» **WHAT YOU HAVE TO DO**: The output should be identical to the entries that follow.

» **DATASET EXTRACT**:
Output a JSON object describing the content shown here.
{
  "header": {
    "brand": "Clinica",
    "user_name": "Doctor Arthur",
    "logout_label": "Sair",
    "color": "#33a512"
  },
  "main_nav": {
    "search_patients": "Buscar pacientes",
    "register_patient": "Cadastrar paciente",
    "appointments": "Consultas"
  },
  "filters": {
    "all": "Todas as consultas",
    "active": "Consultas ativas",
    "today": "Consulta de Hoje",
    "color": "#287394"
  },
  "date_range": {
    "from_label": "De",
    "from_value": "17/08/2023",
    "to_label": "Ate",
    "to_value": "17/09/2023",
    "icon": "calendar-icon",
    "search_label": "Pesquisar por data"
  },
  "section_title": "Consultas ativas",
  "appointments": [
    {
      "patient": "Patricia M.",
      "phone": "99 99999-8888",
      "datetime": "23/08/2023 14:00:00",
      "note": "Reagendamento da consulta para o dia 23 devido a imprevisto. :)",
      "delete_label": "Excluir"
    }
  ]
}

» **RESULT OF THIS EXERCISE**:
Output a JSON object describing the content shown here.
{
  "header": {
    "brand": "Clinica",
    "user_name": "Doctor Arthur",
    "logout_label": "Sair",
    "color": "#33a512"
  },
  "main_nav": {
    "search_patients": "Buscar pacientes",
    "register_patient": "Cadastrar paciente",
    "appointments": "Consultas"
  },
  "filters": {
    "all": "Todas as consultas",
    "active": "Consultas ativas",
    "today": "Consulta de Hoje",
    "color": "#287394"
  },
  "date_range": {
    "from_label": "De",
    "from_value": "17/08/2023",
    "to_label": "Ate",
    "to_value": "17/09/2023",
    "icon": "calendar-icon",
    "search_label": "Pesquisar por data"
  },
  "section_title": "Consultas ativas",
  "appointments": [
    {
      "patient": "Patricia M.",
      "phone": "99 99999-8888",
      "datetime": "23/08/2023 14:00:00",
      "note": "Reagendamento da consulta para o dia 23 devido a imprevisto. :)",
      "delete_label": "Excluir"
    }
  ]
}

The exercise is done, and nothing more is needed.